Thread: Linux I/O tuning: CFQ vs. deadline

From:
Greg Smith
Date:

Recently I've made a number of unsubstantiated claims that the deadline
scheduler on Linux does bad things compared to CFQ when running
real-world mixed I/O database tests.  Unfortunately every time I do one
of these I end up unable to release the results due to client
confidentiality issues.  However, I do keep an eye out for people who
run into the same issues in public benchmarks, and I just found one:
http://insights.oetiker.ch/linux/fsopbench/

The problem analyzed in the "Deadline considered harmful" section looks
exactly like what I run into:  deadline just does some bad things when
the I/O workload gets complicated.  And the conclusion reached there,
"the deadline scheduler did not have advantages in any of our test
cases", has been my conclusion for every round of pgbench-based testing
I've done too.  In that case, the specific issue is that reads get
blocked badly when checkpoint writes are doing heavier work; you can see
the read I/O numbers reported by "vmstat 1" go completely to zero for a
second or more when it happens.  That can happen with CFQ, too, but it
consistently seems more likely to occur with deadline.

--
Greg Smith    2ndQuadrant   Baltimore, MD
PostgreSQL Training, Services and Support
  www.2ndQuadrant.com


From:
"Albe Laurenz"

RECORD SET:
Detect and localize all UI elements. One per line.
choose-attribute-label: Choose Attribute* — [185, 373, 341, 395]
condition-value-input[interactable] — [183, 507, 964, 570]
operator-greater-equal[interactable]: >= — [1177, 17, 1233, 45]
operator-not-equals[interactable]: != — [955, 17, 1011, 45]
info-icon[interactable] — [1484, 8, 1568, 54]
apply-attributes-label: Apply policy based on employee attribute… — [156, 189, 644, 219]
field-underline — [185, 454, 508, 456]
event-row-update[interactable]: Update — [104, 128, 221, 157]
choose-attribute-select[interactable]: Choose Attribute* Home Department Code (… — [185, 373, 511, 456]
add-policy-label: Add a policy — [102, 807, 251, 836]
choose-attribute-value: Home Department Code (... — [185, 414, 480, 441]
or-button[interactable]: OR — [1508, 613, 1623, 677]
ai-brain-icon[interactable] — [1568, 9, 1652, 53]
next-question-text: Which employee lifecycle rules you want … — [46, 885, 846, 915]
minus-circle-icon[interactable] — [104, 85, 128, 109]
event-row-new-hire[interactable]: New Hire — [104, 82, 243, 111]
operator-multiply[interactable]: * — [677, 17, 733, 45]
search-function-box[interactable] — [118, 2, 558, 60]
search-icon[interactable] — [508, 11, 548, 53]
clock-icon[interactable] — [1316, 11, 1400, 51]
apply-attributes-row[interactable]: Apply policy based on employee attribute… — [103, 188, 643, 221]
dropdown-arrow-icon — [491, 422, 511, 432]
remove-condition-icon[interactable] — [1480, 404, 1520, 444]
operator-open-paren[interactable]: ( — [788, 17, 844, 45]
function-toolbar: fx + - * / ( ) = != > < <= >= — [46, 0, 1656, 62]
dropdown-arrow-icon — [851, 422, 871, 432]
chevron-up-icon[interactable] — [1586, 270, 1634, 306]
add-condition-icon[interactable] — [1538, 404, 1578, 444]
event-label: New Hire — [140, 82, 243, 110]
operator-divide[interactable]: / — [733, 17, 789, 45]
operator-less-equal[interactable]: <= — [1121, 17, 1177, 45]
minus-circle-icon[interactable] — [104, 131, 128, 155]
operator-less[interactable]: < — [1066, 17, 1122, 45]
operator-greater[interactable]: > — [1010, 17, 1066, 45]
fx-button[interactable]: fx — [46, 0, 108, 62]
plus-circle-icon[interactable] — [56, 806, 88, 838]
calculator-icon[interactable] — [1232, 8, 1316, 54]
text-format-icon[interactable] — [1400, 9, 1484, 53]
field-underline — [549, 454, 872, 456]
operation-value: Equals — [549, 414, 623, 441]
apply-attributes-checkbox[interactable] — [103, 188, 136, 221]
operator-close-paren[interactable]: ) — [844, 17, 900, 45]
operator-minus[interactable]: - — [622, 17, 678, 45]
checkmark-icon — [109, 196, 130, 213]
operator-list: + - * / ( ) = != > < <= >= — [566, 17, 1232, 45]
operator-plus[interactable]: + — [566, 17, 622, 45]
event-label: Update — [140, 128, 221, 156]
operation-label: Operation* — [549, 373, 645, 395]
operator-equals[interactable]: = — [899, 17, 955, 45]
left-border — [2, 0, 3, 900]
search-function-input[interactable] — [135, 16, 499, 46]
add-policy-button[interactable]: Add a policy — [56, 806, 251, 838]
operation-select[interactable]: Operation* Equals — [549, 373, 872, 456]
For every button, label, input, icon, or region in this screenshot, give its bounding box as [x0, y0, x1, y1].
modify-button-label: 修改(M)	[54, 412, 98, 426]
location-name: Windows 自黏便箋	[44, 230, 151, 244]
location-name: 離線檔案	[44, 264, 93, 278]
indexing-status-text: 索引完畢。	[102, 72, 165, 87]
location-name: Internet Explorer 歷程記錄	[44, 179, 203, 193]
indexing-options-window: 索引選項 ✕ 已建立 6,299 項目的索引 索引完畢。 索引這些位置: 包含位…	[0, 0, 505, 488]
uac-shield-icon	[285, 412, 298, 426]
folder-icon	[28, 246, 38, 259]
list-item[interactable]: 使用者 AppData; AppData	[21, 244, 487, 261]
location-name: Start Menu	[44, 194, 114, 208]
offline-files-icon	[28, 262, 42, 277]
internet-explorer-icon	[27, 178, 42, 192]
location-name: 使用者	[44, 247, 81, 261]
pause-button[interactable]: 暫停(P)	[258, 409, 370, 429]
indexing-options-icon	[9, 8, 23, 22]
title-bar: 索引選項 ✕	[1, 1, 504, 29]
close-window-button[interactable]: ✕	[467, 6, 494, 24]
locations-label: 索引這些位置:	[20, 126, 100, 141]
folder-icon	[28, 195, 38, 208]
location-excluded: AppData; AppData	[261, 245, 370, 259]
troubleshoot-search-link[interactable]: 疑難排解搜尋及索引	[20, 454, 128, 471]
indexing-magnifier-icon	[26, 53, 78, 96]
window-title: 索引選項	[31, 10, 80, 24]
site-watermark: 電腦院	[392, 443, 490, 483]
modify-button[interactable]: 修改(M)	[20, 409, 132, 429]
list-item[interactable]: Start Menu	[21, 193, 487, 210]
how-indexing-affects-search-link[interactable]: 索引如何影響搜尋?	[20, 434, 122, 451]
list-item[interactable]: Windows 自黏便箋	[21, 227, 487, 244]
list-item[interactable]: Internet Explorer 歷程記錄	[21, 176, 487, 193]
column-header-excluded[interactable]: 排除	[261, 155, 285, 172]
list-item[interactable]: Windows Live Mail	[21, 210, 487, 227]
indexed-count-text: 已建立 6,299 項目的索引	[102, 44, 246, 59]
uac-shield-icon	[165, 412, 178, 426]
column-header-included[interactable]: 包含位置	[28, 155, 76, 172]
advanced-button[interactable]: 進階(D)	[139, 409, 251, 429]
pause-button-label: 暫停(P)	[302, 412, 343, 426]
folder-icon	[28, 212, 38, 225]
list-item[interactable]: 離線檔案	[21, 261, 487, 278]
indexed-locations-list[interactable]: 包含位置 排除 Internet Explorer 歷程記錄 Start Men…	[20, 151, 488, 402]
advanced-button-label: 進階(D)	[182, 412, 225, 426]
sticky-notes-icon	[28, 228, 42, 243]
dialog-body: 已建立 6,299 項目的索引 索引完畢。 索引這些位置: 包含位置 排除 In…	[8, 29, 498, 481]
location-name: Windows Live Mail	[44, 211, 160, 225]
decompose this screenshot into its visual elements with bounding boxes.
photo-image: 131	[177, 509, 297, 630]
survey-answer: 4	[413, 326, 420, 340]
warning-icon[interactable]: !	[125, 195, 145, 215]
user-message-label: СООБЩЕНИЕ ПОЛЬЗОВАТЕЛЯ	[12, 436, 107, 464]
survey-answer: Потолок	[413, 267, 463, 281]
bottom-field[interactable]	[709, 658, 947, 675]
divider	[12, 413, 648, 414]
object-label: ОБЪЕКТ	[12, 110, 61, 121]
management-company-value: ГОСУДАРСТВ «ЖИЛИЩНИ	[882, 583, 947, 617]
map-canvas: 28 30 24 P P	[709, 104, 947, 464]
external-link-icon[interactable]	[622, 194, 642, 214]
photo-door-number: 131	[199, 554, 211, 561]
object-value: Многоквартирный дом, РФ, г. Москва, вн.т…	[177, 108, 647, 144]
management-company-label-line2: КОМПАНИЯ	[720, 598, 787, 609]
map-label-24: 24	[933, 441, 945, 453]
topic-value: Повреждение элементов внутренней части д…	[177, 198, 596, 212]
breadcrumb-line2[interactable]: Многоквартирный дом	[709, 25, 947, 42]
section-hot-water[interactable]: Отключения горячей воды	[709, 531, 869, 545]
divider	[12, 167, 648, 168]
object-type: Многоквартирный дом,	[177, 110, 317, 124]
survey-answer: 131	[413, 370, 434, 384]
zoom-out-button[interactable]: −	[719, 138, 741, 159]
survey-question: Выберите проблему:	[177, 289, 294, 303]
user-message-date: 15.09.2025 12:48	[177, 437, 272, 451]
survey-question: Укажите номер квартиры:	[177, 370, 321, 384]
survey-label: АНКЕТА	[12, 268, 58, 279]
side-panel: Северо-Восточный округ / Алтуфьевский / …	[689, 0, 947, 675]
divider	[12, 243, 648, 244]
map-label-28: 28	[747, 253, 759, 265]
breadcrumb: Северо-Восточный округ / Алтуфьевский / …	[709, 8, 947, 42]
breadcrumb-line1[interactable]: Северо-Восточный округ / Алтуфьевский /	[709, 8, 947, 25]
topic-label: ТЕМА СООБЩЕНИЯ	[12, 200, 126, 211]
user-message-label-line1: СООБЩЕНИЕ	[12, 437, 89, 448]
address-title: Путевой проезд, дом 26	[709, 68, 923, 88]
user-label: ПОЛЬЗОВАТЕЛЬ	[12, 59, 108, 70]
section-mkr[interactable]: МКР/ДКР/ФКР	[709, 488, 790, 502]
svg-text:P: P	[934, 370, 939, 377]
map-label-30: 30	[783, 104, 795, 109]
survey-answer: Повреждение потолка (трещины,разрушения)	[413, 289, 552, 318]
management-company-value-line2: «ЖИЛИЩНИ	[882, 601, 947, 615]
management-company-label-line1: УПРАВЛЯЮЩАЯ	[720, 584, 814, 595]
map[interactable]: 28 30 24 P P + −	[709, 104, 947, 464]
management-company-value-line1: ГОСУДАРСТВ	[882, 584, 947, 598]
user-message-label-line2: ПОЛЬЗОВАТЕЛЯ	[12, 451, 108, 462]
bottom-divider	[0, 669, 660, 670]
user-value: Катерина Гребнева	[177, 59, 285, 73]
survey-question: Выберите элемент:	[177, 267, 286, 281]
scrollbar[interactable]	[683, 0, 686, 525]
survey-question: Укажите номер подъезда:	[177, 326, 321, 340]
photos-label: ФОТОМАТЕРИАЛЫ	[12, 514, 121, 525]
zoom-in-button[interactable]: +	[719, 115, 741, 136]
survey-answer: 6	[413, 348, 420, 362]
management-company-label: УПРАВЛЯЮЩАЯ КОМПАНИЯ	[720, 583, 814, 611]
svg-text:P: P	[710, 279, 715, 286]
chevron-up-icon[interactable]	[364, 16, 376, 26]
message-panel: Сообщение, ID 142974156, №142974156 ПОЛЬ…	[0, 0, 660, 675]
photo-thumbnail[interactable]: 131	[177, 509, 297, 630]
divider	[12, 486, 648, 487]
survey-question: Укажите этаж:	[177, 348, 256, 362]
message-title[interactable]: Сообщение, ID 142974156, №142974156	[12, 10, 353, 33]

PROBLEM SET:
• a. Summarize the thread on CFQ vs. deadline in two sentences.
• b. Copy the thread on CFQ vs. deadline word for word, from "The problem analyzed" to "occur with deadline.".
The rows have nothing to do with what is asked here.

SOLUTIONS FOR EACH TASK:
• a. Greg Smith says that on Linux the deadline scheduler performs worse than CFQ on real-world mixed I/O database tests, and points to a public benchmark whose "Deadline considered harmful" section shows the same problem and the same conclusion as his own pgbench-based testing. There, reads get badly blocked when checkpoint writes are heavier, with read I/O in "vmstat 1" dropping to zero for a second or more, which can happen with CFQ but seems more likely with deadline.

• b.
The problem analyzed in the "Deadline considered harmful" section looks
exactly like what I run into:  deadline just does some bad things when
the I/O workload gets complicated.  And the conclusion reached there,
"the deadline scheduler did not have advantages in any of our test
cases", has been my conclusion for every round of pgbench-based testing
I've done too.  In that case, the specific issue is that reads get
blocked badly when checkpoint writes are doing heavier work; you can see
the read I/O numbers reported by "vmstat 1" go completely to zero for a
second or more when it happens.  That can happen with CFQ, too, but it
consistently seems more likely to occur with deadline.